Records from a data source
[Start]
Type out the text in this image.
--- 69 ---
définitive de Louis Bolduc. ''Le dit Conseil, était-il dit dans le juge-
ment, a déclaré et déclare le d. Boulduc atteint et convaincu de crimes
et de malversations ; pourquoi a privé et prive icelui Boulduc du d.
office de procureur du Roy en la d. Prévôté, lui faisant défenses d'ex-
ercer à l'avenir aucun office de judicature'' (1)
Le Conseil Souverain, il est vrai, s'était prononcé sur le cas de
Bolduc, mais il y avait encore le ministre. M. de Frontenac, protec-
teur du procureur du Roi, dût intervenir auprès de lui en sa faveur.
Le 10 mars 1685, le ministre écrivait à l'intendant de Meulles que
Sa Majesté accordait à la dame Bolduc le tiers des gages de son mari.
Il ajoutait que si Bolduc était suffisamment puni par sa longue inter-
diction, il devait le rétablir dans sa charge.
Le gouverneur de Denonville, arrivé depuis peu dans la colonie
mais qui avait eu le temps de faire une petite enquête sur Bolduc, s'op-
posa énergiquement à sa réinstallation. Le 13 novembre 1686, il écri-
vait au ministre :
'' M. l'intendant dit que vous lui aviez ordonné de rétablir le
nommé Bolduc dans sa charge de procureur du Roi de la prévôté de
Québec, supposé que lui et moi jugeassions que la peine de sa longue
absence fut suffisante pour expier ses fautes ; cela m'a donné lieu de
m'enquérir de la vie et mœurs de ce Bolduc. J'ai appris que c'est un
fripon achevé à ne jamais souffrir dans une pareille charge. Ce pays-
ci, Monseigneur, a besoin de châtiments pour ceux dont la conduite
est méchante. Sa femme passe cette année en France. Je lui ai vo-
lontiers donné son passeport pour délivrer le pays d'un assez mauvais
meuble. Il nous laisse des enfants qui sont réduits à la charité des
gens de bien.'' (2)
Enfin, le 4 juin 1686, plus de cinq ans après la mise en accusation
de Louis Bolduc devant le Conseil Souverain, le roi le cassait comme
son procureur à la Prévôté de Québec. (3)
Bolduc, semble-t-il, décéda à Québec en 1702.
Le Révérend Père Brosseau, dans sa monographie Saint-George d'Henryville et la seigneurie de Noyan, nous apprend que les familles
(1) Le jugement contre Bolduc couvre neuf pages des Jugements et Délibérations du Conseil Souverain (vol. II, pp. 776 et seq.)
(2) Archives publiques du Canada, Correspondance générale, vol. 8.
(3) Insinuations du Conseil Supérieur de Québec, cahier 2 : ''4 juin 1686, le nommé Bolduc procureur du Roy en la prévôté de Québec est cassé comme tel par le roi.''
[End]
Set exercise >>
Copy out all lines from the material above that contain the string "intendant".

Correct response >>
Le 10 mars 1685, le ministre écrivait à l'intendant de Meulles que
'' M. l'intendant dit que vous lui aviez ordonné de rétablir le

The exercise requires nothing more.